═══ Exercise material

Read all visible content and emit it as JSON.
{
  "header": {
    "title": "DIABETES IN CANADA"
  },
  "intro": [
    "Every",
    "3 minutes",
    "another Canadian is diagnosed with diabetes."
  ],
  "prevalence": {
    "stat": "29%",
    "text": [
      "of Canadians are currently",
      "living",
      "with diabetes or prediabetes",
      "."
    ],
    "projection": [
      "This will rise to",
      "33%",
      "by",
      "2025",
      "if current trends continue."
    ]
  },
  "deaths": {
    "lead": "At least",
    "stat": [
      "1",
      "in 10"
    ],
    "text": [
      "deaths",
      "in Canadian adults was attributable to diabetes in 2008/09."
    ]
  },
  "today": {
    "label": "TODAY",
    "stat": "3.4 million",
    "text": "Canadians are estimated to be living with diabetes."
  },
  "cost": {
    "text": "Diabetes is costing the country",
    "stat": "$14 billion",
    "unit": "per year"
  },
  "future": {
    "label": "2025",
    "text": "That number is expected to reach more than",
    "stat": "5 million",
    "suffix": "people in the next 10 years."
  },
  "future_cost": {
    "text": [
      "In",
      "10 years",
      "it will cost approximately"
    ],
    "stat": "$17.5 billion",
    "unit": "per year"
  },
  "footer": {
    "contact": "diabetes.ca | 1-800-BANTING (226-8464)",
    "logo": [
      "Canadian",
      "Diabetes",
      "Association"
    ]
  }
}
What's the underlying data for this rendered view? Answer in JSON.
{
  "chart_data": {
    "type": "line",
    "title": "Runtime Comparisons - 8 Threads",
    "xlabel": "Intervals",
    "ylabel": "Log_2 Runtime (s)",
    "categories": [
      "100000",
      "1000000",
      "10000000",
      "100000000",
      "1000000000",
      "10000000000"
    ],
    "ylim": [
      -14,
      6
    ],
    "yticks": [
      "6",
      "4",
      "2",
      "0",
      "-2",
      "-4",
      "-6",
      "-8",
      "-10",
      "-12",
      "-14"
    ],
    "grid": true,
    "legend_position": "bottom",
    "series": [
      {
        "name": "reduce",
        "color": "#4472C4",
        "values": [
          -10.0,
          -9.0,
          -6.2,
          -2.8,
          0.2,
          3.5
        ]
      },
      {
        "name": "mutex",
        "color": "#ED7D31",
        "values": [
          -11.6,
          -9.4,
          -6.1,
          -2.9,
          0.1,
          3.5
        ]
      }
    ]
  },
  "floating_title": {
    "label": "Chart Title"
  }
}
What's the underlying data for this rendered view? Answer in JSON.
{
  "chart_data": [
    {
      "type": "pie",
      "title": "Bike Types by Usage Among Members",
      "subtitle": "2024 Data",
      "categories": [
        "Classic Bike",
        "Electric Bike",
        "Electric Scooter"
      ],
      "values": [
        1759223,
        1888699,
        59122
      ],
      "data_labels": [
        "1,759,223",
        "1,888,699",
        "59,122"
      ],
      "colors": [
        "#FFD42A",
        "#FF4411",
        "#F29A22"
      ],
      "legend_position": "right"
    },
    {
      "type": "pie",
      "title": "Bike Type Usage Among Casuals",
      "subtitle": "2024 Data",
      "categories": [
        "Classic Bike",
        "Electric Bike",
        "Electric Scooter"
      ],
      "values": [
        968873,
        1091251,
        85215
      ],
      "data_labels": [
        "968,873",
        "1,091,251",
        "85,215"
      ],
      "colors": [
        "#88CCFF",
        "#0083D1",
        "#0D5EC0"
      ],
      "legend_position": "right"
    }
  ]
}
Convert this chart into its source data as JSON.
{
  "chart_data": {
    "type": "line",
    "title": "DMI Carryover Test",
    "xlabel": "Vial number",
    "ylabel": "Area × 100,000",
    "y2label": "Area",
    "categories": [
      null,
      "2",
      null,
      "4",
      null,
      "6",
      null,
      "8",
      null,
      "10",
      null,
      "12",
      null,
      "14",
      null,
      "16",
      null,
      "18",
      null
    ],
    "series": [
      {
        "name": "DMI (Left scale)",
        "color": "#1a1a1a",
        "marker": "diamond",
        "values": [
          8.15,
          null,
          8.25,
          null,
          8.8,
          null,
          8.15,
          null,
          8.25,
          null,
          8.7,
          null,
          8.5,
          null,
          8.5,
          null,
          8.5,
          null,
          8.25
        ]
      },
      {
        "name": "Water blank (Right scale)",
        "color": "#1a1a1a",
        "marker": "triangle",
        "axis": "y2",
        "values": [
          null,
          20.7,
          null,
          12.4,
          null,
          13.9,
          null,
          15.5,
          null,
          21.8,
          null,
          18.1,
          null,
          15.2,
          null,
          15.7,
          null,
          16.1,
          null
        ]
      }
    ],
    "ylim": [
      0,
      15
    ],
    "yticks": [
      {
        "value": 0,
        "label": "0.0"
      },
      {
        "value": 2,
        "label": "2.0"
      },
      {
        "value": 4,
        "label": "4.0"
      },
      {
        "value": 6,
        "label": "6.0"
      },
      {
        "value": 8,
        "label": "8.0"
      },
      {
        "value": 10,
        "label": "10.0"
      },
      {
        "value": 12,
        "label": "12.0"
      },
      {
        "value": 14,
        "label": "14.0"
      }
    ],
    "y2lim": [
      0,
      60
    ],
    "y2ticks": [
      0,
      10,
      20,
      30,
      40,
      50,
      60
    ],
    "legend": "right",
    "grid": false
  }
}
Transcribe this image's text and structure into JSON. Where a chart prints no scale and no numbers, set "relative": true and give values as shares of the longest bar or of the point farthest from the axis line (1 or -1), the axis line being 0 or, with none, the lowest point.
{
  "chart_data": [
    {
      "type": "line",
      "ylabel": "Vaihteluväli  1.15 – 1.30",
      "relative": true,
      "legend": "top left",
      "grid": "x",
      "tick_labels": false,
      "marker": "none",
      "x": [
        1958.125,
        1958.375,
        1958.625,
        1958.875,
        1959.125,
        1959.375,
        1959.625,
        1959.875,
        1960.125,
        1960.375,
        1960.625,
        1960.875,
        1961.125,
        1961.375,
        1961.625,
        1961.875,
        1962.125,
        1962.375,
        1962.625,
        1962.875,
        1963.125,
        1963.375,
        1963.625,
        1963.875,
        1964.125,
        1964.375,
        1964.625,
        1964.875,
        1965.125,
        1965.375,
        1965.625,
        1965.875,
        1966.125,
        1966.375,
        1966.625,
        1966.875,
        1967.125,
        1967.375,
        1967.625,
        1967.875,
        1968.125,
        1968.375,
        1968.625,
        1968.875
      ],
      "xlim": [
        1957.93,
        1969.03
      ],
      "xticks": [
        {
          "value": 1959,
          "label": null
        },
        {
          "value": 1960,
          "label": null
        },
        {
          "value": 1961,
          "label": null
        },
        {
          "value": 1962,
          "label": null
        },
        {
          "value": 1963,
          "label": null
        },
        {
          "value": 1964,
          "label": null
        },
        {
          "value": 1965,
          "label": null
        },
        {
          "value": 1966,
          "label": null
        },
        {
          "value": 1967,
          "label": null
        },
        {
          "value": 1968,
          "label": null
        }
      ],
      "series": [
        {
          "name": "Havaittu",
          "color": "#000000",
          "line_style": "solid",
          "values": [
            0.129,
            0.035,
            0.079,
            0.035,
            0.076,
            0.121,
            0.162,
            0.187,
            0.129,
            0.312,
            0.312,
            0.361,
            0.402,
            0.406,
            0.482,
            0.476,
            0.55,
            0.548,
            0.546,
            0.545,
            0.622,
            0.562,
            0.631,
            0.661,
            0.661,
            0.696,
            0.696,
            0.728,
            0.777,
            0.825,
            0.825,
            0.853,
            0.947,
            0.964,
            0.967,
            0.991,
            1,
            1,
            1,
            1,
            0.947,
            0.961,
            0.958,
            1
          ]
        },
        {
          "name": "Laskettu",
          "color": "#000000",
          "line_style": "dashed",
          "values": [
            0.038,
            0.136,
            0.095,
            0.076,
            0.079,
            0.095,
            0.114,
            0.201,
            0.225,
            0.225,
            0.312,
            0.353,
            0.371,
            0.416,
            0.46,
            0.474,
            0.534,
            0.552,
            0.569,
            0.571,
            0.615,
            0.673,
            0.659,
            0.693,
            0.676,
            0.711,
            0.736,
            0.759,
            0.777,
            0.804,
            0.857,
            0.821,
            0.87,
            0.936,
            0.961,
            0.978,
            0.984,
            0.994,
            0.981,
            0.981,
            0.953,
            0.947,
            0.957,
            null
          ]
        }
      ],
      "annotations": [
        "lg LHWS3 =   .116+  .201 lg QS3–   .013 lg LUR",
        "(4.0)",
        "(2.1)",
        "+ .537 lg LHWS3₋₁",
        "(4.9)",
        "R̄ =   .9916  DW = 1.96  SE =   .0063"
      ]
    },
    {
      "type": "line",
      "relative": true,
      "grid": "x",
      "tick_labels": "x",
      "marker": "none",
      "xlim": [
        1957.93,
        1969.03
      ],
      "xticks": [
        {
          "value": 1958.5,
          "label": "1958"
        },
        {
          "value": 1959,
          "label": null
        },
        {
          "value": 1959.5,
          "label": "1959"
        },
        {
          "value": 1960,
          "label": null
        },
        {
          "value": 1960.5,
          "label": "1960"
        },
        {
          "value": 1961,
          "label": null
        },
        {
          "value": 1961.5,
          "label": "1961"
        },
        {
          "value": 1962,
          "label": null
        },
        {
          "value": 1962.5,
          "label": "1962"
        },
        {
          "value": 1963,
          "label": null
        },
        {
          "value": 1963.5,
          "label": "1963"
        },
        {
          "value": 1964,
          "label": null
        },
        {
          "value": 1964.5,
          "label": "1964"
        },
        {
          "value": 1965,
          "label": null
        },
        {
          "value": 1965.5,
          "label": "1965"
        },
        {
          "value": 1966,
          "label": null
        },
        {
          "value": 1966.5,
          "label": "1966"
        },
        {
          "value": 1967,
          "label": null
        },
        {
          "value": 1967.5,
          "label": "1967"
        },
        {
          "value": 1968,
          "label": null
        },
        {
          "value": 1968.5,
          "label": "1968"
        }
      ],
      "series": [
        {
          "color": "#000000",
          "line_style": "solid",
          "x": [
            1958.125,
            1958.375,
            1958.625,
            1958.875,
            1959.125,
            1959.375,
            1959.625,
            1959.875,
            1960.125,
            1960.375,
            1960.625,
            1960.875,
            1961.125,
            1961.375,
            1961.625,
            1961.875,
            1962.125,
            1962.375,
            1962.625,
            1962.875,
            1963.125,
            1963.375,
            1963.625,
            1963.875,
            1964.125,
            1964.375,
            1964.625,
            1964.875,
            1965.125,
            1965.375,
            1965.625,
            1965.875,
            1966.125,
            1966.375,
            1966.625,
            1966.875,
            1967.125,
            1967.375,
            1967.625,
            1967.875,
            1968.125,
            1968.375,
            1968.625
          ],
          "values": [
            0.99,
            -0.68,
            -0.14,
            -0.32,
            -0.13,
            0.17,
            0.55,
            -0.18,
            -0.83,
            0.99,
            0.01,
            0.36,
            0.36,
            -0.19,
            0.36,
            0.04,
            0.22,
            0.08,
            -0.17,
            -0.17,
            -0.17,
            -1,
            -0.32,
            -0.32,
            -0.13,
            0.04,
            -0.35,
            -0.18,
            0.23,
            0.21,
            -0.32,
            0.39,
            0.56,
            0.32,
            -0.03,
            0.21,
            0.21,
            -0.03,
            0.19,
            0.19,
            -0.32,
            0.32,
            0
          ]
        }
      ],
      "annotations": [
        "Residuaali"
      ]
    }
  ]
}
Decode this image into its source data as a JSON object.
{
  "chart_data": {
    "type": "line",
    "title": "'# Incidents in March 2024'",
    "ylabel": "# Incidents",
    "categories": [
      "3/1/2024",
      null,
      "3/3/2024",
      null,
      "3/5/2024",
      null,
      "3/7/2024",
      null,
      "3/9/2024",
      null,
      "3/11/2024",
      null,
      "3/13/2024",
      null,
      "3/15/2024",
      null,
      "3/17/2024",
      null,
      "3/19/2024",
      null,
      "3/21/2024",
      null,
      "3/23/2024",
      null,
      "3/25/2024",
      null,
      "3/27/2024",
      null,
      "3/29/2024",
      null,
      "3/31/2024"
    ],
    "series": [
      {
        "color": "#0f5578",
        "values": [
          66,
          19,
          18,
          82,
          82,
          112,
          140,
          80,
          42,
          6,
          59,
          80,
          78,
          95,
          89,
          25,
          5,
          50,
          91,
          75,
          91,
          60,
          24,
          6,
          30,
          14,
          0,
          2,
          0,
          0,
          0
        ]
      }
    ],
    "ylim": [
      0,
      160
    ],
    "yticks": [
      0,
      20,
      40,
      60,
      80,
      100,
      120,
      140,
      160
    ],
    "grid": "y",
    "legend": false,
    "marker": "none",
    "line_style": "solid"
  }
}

══════

■ **Goal**
Check the data for the word "marker" and pull out the lines that have it.

■ **Reply to the exercise**
        "marker": "diamond",
        "marker": "triangle",
      "marker": "none",
      "marker": "none",
    "marker": "none",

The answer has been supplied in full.